-- start of PAGE EXCERPT --

AMN Reviews: Cristiano Calcagnile – ST()MA [We Insist WEIN02]

ST()MA, the six-part suite by percussionist Cristiano Calcagnile, is a mosaic of reconciled opposites: acoustic and electronic instruments, pitched and unpitched sounds, extended and conventional techniques.

Calcagnile, a native of Milan, is an instrumentalist and composer engaged in a variety of activities. His background includes classical studies as well as jazz performance; one of his notable projects is the Ensemble Multikulti Cherry On, an eight-piece group of winds, violin, drums, piano and world percussion inspired by the world jazz of Don Cherry. ST()MA finds him in a solo performance, albeit one fortified by an elaborate array of different instruments centered on, but by no means overshadowed by, a large drum kit.

As Calcagnile acknowledges in his note to the recording, ST()MA was a work of catharsis provoked by a deep personal loss. As a concept work it was organized around the idea, signaled by its title, of an opening or transitional space both connecting and defining inside and outside. A passage, in other words, and a void, all at once. The music is at times heavy and dense thanks not only to some energetic drumming, but to the generous use of electronics and a kind of four-string tabletop electric guitar played with an ebow. At other times the sound is less saturated and even delicate, for example when tuned percussion are brought into play. Throughout, Calcagnile demonstrates himself to be an accomplished layerer of sound in addition to being a gifted percussionist; with ST()MA he has succeeded in creating a complex, challenging work.

-- end of PAGE EXCERPT --
-- start of GIVEN DATA --

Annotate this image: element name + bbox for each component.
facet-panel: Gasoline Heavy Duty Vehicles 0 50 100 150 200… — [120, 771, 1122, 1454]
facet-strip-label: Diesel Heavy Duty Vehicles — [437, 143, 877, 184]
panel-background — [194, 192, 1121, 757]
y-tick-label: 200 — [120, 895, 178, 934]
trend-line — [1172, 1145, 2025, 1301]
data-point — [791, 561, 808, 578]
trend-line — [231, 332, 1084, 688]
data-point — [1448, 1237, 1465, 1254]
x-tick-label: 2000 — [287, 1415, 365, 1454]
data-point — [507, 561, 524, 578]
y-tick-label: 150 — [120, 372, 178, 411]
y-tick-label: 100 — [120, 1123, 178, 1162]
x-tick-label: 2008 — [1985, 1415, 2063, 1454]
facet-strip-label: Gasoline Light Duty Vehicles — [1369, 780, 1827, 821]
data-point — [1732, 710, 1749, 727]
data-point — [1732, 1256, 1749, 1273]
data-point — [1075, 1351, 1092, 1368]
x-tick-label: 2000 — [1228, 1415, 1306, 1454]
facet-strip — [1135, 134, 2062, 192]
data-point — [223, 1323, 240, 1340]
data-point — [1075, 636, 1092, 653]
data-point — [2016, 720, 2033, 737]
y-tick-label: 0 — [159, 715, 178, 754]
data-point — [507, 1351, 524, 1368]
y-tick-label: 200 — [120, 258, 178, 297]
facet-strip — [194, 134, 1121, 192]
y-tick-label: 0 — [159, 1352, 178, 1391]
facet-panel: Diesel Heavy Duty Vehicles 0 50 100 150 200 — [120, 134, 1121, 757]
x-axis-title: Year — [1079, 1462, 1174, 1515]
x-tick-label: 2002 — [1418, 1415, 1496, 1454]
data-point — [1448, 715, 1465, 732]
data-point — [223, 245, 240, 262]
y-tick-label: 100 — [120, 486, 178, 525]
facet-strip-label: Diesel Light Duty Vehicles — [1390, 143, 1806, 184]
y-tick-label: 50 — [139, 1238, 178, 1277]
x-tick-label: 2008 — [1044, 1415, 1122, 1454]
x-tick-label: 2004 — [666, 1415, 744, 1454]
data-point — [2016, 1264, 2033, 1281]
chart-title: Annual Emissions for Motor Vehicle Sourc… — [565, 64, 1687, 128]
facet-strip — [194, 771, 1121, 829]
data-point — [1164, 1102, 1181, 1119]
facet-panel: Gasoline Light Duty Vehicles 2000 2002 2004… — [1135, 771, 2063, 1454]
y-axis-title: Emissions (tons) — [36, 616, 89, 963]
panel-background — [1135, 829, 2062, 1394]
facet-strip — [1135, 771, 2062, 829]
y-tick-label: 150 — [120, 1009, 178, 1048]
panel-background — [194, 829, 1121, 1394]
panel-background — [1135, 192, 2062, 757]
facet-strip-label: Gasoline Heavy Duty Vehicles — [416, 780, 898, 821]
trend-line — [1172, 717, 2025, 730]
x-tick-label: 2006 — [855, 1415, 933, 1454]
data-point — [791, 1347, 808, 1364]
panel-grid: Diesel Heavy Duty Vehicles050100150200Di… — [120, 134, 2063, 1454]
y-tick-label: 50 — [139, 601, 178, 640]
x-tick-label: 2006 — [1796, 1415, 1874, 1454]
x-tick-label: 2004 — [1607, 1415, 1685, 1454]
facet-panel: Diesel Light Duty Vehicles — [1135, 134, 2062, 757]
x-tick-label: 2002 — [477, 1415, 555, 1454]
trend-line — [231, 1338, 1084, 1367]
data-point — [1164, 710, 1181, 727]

-- end of GIVEN DATA --

* WORK INSTRUCTIONS *
(1) Write out the ST()MA review word for word, everything from "AMN Reviews: Cristiano" down to "and conventional techniques.".
(2) Condense the paragraph of the ST()MA review that begins "Calcagnile, a native of Milan" into a shorter version that keeps its main facts.
Rely only on the review of ST()MA, not on the lines.

* FULL SOLUTIONS *
(1)
AMN Reviews: Cristiano Calcagnile – ST()MA [We Insist WEIN02]

ST()MA, the six-part suite by percussionist Cristiano Calcagnile, is a mosaic of reconciled opposites: acoustic and electronic instruments, pitched and unpitched sounds, extended and conventional techniques.

(2) Milan-born Calcagnile is an instrumentalist and composer with a background in classical studies and jazz performance. His projects include the Ensemble Multikulti Cherry On, an eight-piece group of winds, violin, drums, piano and world percussion inspired by Don Cherry's world jazz. On ST()MA he plays solo, using many different instruments centered on a large drum kit that does not overshadow them.